* [Aim]:
Note how many lines in the entries contain the string "Price", then give that number and nothing else.

[Dataset entries]
+-------+

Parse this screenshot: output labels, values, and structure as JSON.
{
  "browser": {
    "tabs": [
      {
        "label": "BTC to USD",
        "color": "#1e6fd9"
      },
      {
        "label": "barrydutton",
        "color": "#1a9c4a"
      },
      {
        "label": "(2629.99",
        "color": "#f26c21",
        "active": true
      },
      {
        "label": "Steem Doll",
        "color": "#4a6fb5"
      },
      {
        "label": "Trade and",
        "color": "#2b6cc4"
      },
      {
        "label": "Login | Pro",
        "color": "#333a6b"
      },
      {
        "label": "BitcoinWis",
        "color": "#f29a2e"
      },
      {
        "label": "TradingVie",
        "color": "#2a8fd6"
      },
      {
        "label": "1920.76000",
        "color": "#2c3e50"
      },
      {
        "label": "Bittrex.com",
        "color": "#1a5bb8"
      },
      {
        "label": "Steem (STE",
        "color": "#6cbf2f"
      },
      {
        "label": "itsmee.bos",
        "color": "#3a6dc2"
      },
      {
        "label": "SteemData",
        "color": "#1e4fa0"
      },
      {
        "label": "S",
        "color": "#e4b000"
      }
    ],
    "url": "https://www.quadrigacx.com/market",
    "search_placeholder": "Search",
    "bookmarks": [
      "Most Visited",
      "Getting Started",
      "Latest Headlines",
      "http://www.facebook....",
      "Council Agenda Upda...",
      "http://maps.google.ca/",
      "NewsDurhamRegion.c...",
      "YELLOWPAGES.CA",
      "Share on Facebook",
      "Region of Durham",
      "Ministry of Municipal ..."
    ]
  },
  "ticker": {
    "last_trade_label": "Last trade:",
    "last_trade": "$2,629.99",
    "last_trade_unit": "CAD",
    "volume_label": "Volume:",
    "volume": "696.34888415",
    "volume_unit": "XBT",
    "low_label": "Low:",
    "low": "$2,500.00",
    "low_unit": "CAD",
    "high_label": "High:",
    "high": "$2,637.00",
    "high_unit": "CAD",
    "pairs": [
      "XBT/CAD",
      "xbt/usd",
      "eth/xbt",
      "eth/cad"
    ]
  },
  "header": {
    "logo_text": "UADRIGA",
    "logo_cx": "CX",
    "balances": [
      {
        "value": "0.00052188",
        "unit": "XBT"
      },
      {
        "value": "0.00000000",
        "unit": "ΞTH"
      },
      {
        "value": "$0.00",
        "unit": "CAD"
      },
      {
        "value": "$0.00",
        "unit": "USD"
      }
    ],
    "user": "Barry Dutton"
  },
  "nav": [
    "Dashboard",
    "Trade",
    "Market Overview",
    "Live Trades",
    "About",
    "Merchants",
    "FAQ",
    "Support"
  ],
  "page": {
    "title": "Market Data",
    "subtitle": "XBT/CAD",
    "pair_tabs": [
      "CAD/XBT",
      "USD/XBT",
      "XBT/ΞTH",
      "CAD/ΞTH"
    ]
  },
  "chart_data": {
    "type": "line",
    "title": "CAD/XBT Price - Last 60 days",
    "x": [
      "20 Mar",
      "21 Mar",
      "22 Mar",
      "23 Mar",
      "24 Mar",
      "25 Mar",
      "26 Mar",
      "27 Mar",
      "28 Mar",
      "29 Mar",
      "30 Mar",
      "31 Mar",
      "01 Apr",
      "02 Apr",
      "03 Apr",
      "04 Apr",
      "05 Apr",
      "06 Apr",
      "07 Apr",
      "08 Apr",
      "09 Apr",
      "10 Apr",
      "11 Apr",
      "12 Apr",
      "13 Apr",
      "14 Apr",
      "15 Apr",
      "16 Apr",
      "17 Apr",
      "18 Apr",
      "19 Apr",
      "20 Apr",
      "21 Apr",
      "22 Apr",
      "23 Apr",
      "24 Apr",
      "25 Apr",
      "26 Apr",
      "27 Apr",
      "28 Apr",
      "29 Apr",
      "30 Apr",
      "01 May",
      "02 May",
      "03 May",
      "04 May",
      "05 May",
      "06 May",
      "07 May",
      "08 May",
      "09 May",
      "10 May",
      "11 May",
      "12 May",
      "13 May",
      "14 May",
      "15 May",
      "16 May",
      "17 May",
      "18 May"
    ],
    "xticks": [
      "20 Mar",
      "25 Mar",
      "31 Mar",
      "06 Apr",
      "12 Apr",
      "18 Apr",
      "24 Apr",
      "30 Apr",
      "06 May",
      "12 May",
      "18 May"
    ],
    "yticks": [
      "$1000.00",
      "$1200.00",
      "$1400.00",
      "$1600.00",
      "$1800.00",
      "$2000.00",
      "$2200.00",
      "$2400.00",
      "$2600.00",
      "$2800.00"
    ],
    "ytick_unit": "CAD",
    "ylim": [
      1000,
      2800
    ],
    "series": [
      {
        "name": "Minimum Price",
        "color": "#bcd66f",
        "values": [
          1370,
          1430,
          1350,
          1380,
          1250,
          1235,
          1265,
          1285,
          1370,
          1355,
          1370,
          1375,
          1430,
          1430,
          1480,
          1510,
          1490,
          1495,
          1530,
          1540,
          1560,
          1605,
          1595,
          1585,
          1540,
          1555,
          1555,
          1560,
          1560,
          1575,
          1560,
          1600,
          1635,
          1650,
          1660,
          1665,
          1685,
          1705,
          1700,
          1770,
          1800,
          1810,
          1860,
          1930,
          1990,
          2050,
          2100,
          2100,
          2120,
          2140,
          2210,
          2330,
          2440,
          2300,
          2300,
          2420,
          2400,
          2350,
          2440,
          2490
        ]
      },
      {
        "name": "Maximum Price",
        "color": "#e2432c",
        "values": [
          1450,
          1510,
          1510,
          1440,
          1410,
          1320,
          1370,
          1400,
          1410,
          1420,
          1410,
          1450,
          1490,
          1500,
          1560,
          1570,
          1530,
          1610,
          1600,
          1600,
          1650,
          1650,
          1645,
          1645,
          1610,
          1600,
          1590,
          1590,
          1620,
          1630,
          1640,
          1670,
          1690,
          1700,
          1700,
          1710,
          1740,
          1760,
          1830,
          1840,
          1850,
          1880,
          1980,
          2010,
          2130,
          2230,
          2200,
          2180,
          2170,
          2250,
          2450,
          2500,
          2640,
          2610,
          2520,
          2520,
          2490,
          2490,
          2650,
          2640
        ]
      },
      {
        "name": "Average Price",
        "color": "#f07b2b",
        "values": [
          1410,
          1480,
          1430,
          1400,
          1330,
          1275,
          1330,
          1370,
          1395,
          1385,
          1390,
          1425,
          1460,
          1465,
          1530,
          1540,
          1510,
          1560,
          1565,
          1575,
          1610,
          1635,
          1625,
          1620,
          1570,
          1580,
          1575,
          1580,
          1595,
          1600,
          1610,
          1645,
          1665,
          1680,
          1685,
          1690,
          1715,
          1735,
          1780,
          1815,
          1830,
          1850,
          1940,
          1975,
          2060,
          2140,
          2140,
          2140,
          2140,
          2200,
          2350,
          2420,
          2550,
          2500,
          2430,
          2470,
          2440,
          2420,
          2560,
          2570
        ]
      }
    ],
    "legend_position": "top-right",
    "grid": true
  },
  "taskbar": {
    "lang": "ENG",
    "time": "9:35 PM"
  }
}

+-------+

* [Solution for this problem]:
4